_Work to be completed:_
Pick out every line of the items below that contains the string "stat". Copy each one.

(Image-based layout items)
....
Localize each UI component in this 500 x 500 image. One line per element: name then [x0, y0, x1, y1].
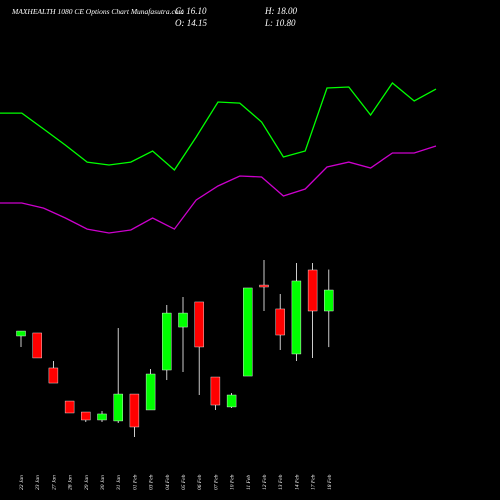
- candle-body: [259, 284, 269, 288]
- candle-body: [129, 393, 140, 428]
- low-stat: L: 10.80: [264, 18, 296, 28]
- candle-body: [97, 413, 107, 421]
- candle-body: [178, 312, 188, 328]
- candle-body: [307, 269, 318, 312]
- x-tick-label: 23 Jan: [35, 475, 41, 490]
- candle-body: [324, 289, 334, 312]
- candle-body: [291, 280, 302, 355]
- x-tick-label: 30 Jan: [100, 475, 106, 491]
- indicator-line: [0, 82, 437, 171]
- x-tick-label: 03 Feb: [149, 474, 155, 490]
- x-tick-label: 28 Jan: [68, 475, 74, 490]
- x-tick-label: 29 Jan: [84, 475, 90, 490]
- candle-body: [113, 393, 123, 422]
- chart-title: MAXHEALTH 1080 CE Options Chart Munafasu…: [11, 7, 185, 16]
- x-tick-label: 05 Feb: [181, 474, 187, 490]
- indicator-line: [0, 145, 437, 234]
- candle-body: [194, 301, 204, 348]
- candle-body: [145, 373, 156, 411]
- x-tick-label: 14 Feb: [293, 474, 300, 490]
- candle-body: [162, 312, 172, 371]
- candle-body: [81, 411, 91, 421]
- x-tick-label: 22 Jan: [19, 475, 25, 490]
- x-tick-label: 12 Feb: [262, 474, 268, 490]
- candle-body: [64, 400, 75, 414]
- x-tick-label: 17 Feb: [311, 474, 317, 490]
- candle-body: [275, 308, 285, 336]
- candle-body: [48, 367, 59, 384]
- x-tick-label: 13 Feb: [278, 474, 284, 490]
- x-tick-label: 06 Feb: [197, 474, 203, 490]
- x-tick-label: 01 Feb: [132, 474, 138, 490]
- candle-body: [16, 330, 26, 337]
- candle-body: [32, 332, 42, 359]
- candle-body: [210, 376, 221, 406]
- open-stat: O: 14.15: [175, 18, 207, 28]
- candle-body: [226, 394, 237, 408]
- x-tick-label: 07 Feb: [213, 474, 219, 490]
- x-tick-label: 18 Feb: [327, 474, 333, 490]
- x-tick-label: 10 Feb: [230, 474, 236, 490]
- x-tick-label: 04 Feb: [164, 474, 171, 490]
- high-stat: H: 18.00: [264, 6, 297, 16]
- close-stat: C: 16.10: [175, 6, 207, 16]
- candle-body: [243, 287, 253, 377]
- x-tick-label: 27 Jan: [51, 475, 57, 490]
- x-tick-label: 31 Jan: [116, 475, 122, 491]
- x-tick-label: 11 Feb: [246, 475, 252, 490]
....
_Answer to the task:_
- low-stat: L: 10.80: [264, 18, 296, 28]
- open-stat: O: 14.15: [175, 18, 207, 28]
- high-stat: H: 18.00: [264, 6, 297, 16]
- close-stat: C: 16.10: [175, 6, 207, 16]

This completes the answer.